**ARBEITSAUFTRAG 1**
Schreiben Sie aus dem Text über die Türkei und den Syrienkrieg den Abschnitt ab, der mit den Worten "Die syrische Katastrophe" beginnt und mit "Militanten in Syrien." schließt.
**ARBEITSAUFTRAG 2**
Welches Vorgehen war nach dem Text über die Türkei und den Syrienkrieg eine zentrale Strategie des Regimes von Bashar al-Assad?

**TEXTAUSZUG**
---------------

Die syrische Katastrophe reizte in der Türkei eine Hochkonjunktur islamischer und panturanistischer Nichtregierungsorganisationen an. In der syrischen Hölle, wo das Aushungern eine zentrale Strategie des Regimes von Bashar al-Assad war und Menschen über Jahre auf wenigen Quadratkilometern eingeschlossen blieben, entschied über Loyalität und Rekrutierung als erstes ein funktionierendes Distributionssystem in den eingeschlossenen Distrikten. Wer die Mehlmühlen und Brotstuben kontrolliert, erzwingt Hörigkeit. Graswurzeljihadisten – humanistisch geschmückt als Caritas – wie İHH İnsani Yardım Vakfı, İmkander und İyilikder mit Nähe zum Staat der Muslimbrüder, Grüne Wölfe wie Yesevi Yardım aber auch klandestine Moscheen und diskrete Schleuser des „Islamischen Staates“ begründeten den logistischen Unterbau der sunnitischen Militanten in Syrien.

Doch wenden wir uns wieder den Herbsttagen des Jahres 2014 zu. Die türkischen Panzergrenadierbataillone, die selbst bei friendly fire durch den „Islamischen Staat“ geduldig auf den an Kobanê angrenzenden Hügeln ausharrten, bildeten einzig die absurde Kulisse für eine „next door“-Politik, die so ganz anders gemeint sein muss als von Donald Trump in diesen Tagen. Die Proteste gegen die türkische Passivität gegenüber dem „Islamischen Staat“ und dem aggressiven Einschreiten jenen gegenüber, die von der Türkei aus nach Kobanê wollten, um die Grenzstadt zu verteidigen, eskalierten alsdann. In Gaziantep und anderswo verbrüderten sich Polizisten mit militanten Grauen Wölfen, die Protestierende hetzten. Im laizistischen İzmir-Bornova traktierte eine nationalchauvinistische Rotte unter „Allahu ekber“-Gebrüll und dem Wolfsgruß den stark blutenden und leblos wirkenden Ekrem Kaçaroğlu, dem zuvor das gegossene Blei eines Polizisten traf. Der Kurde verlor Tage später sein Leben.

---------------

**BEREITGESTELLTES MATERIAL**
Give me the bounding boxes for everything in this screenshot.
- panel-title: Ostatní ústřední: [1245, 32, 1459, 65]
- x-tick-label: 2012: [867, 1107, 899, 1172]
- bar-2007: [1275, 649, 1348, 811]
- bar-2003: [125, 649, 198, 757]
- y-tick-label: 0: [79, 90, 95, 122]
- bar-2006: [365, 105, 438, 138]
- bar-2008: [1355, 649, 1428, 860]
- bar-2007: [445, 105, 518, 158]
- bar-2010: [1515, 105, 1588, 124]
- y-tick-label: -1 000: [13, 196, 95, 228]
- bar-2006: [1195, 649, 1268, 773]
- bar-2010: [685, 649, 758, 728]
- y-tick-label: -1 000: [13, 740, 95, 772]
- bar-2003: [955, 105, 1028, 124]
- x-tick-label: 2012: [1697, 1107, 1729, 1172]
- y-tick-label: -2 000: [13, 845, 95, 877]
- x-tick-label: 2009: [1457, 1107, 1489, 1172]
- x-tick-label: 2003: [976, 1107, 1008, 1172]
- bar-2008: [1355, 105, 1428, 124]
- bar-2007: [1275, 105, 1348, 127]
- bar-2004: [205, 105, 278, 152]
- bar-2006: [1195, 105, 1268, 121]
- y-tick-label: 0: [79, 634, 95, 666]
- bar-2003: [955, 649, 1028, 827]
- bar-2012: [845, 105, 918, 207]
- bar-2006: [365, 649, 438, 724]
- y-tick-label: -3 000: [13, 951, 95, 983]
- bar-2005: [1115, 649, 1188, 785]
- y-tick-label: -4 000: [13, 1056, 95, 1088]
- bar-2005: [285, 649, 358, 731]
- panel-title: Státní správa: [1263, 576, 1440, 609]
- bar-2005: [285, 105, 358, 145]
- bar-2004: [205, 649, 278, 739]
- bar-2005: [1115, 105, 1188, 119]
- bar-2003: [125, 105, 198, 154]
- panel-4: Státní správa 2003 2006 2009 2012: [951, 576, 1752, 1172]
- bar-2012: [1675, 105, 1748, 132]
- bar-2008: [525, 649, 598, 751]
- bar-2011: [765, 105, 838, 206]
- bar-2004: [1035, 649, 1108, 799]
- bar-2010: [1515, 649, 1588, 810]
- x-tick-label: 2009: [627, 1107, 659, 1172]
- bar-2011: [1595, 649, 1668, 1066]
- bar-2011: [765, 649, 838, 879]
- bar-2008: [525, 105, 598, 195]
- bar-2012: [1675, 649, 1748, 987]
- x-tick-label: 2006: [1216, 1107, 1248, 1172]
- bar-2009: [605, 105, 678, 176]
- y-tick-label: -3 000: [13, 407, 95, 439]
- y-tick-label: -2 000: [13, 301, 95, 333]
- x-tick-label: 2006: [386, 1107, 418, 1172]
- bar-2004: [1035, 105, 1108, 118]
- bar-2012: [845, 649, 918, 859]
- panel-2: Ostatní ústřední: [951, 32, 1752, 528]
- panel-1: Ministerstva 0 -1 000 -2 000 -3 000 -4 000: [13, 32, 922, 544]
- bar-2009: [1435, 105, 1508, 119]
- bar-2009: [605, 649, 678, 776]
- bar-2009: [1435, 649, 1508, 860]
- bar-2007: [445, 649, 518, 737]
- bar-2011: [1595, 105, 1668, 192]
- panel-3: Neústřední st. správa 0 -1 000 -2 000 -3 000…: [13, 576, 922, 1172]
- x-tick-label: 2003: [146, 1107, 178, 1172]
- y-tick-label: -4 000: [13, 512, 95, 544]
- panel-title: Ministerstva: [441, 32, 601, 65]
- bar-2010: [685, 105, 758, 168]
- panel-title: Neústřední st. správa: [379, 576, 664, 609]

---------------

**LÖSUNG 1**
Die syrische Katastrophe reizte in der Türkei eine Hochkonjunktur islamischer und panturanistischer Nichtregierungsorganisationen an. In der syrischen Hölle, wo das Aushungern eine zentrale Strategie des Regimes von Bashar al-Assad war und Menschen über Jahre auf wenigen Quadratkilometern eingeschlossen blieben, entschied über Loyalität und Rekrutierung als erstes ein funktionierendes Distributionssystem in den eingeschlossenen Distrikten. Wer die Mehlmühlen und Brotstuben kontrolliert, erzwingt Hörigkeit. Graswurzeljihadisten – humanistisch geschmückt als Caritas – wie İHH İnsani Yardım Vakfı, İmkander und İyilikder mit Nähe zum Staat der Muslimbrüder, Grüne Wölfe wie Yesevi Yardım aber auch klandestine Moscheen und diskrete Schleuser des „Islamischen Staates“ begründeten den logistischen Unterbau der sunnitischen Militanten in Syrien.

**LÖSUNG 2**
Das Aushungern.